Data shown.

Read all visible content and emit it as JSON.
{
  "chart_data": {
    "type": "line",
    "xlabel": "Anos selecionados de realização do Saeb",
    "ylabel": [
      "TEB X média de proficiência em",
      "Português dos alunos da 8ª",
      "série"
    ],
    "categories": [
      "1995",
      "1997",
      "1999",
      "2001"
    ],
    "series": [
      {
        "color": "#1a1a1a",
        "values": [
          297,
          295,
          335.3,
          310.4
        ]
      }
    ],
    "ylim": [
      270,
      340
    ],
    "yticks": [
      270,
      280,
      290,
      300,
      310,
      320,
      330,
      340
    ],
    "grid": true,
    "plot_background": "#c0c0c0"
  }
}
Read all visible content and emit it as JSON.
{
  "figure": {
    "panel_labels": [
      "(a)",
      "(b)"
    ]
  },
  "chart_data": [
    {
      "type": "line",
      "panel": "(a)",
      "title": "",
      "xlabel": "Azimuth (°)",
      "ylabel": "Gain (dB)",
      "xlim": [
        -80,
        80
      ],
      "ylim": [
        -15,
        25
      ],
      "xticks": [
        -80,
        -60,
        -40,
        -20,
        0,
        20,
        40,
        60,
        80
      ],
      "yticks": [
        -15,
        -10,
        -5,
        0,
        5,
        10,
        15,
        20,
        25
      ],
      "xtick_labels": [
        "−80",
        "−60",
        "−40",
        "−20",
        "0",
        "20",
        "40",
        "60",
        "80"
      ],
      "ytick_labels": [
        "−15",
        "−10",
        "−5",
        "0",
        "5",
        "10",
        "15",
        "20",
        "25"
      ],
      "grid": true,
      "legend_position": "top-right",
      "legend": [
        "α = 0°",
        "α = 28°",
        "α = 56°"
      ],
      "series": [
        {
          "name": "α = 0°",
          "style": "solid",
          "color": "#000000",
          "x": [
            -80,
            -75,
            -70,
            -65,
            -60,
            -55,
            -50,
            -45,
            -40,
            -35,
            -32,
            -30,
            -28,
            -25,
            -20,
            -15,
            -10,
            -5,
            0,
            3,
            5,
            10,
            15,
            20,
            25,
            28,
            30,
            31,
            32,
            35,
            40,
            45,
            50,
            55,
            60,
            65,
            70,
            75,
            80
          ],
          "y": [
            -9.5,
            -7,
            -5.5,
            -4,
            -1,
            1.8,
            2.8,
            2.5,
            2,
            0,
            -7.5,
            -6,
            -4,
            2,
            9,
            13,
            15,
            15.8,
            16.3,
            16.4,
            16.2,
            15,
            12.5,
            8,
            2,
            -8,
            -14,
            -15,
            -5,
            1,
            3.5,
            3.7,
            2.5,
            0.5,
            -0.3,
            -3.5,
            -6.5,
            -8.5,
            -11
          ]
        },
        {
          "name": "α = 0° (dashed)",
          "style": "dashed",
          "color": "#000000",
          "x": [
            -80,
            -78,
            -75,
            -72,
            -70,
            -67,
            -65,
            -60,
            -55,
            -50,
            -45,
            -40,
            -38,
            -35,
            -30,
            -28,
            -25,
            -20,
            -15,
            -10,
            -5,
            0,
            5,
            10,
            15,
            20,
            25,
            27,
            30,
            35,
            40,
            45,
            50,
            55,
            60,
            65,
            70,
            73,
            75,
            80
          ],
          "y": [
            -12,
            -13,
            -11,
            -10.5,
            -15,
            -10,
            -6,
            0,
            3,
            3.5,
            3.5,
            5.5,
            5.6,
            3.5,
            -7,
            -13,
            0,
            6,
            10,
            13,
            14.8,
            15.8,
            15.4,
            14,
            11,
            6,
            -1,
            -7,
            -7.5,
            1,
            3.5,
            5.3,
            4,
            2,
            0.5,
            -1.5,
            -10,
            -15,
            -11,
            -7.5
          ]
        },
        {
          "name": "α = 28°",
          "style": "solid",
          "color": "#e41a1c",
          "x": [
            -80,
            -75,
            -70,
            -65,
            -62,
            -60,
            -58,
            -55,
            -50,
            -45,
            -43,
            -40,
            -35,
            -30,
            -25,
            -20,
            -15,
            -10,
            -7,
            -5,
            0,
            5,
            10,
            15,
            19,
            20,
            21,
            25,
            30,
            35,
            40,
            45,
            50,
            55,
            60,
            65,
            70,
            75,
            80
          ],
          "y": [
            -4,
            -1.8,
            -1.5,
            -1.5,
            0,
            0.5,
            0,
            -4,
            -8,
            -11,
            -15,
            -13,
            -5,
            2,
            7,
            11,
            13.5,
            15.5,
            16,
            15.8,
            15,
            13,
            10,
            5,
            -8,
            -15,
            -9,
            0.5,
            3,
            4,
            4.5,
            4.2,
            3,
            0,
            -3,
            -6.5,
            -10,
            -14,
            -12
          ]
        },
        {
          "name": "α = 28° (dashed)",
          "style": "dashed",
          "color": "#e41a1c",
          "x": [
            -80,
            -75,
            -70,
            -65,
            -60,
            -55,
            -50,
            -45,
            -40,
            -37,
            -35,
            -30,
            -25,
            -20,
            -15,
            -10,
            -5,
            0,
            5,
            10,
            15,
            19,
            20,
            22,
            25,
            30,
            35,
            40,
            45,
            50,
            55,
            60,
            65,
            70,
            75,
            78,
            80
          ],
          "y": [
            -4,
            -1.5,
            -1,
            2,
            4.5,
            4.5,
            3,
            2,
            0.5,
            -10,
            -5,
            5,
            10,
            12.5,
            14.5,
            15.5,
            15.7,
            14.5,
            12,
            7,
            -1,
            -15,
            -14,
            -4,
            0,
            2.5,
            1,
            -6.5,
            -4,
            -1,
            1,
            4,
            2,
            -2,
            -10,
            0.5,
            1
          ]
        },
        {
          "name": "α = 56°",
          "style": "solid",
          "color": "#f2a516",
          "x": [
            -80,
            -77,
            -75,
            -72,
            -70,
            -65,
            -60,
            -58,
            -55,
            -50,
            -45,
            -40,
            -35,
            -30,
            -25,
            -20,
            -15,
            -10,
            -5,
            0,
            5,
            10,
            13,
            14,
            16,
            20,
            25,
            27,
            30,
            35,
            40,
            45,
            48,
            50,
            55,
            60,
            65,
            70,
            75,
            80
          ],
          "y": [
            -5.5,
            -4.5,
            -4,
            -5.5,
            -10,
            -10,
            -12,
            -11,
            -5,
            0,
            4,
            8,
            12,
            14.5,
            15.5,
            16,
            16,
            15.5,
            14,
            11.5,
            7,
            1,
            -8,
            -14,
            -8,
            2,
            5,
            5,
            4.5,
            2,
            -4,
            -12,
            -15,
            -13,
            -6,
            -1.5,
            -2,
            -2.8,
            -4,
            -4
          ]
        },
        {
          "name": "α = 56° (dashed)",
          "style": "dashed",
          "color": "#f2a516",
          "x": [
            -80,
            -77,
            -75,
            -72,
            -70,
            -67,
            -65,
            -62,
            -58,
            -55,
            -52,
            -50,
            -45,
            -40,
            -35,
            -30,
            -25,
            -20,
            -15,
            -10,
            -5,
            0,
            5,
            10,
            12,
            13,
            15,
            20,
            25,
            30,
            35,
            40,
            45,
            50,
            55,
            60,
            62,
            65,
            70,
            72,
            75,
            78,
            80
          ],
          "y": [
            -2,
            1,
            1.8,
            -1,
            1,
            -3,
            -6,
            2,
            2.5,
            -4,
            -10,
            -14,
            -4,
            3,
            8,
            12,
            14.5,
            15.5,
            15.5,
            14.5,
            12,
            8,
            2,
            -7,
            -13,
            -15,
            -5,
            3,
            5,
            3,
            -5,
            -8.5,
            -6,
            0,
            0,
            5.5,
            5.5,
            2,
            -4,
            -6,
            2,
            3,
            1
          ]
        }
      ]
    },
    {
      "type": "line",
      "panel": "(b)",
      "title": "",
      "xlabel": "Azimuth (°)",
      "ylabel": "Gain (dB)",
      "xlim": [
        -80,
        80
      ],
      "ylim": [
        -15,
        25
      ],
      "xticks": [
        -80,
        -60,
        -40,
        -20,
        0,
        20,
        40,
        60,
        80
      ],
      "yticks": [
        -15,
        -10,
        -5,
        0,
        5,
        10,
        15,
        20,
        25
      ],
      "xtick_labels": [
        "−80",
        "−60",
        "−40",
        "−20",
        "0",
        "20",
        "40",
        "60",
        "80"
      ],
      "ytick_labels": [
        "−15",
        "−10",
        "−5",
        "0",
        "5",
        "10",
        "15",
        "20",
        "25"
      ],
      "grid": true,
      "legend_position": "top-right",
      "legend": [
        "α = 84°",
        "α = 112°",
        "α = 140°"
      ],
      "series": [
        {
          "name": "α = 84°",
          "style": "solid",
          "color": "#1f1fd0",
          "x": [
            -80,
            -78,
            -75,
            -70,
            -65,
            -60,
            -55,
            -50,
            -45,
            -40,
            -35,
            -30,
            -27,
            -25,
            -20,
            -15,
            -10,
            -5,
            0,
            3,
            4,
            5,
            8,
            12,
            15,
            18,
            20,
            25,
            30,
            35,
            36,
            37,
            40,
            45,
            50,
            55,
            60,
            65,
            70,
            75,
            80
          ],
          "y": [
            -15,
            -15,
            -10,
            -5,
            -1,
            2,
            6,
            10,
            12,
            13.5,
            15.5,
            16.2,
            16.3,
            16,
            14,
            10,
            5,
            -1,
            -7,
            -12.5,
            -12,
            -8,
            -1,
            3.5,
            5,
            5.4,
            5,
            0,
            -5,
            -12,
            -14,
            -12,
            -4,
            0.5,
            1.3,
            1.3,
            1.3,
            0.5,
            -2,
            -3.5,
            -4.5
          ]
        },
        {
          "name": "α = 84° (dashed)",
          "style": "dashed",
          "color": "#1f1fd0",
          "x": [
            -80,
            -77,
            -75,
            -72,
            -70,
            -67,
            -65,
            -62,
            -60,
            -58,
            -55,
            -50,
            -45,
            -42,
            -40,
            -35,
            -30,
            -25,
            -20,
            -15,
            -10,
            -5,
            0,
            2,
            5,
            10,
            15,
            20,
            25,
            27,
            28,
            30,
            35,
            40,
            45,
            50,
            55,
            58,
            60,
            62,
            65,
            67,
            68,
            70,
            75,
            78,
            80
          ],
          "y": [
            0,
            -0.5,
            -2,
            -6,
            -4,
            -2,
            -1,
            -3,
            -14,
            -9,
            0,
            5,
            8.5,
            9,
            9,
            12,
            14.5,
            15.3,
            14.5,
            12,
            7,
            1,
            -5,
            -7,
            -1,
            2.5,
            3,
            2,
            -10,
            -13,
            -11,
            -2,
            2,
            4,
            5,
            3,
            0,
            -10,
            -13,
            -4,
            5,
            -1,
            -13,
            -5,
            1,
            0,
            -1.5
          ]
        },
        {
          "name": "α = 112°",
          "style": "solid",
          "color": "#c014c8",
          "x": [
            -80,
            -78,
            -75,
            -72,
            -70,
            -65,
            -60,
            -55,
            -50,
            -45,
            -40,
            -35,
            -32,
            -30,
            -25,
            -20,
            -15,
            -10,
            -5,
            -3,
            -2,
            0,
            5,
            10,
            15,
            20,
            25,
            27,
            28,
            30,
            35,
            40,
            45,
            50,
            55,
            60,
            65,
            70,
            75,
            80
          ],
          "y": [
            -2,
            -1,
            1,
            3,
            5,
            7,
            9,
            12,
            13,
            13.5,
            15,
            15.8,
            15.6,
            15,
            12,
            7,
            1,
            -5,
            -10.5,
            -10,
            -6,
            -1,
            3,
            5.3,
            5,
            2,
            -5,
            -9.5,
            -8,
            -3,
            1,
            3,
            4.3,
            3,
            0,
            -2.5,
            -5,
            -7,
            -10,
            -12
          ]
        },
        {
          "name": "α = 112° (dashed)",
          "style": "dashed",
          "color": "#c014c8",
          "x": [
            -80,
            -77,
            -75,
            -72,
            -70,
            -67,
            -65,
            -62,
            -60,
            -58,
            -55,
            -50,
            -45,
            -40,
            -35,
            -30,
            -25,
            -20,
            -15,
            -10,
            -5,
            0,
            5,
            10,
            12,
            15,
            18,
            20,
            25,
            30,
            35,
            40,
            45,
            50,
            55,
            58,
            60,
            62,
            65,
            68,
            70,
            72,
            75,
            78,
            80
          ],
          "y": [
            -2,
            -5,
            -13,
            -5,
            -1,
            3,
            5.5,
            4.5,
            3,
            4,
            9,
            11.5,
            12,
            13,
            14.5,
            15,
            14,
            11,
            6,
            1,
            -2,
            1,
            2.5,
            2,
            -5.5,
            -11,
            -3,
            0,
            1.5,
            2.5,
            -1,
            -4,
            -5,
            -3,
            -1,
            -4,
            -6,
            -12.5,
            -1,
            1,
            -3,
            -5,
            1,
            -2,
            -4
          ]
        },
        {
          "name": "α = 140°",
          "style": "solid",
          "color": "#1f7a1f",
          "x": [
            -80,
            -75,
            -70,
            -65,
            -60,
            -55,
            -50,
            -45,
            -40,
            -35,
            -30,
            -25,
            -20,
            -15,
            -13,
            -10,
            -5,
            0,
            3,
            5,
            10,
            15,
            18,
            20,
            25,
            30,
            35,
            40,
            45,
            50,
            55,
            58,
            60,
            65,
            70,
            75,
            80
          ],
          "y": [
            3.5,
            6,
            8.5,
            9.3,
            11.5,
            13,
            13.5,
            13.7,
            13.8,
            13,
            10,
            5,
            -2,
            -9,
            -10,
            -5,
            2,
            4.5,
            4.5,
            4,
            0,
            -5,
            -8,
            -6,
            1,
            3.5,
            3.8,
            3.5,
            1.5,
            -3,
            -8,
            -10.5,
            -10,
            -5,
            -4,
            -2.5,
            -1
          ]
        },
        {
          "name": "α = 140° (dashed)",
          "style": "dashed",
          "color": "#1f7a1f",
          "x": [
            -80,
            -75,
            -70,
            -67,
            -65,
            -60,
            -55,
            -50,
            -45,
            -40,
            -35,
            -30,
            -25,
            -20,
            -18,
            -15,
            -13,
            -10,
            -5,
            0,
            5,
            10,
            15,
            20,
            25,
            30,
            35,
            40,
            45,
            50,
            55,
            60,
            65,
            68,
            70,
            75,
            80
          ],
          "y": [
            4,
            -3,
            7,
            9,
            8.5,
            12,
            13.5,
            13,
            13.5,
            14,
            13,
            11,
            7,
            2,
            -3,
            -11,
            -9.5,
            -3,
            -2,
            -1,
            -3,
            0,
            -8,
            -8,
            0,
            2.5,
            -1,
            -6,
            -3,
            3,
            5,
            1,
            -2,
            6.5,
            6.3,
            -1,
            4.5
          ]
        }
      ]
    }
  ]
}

Set task. Give only the number of lines in the listing above that include the string "name".

Solution for this exercise. 12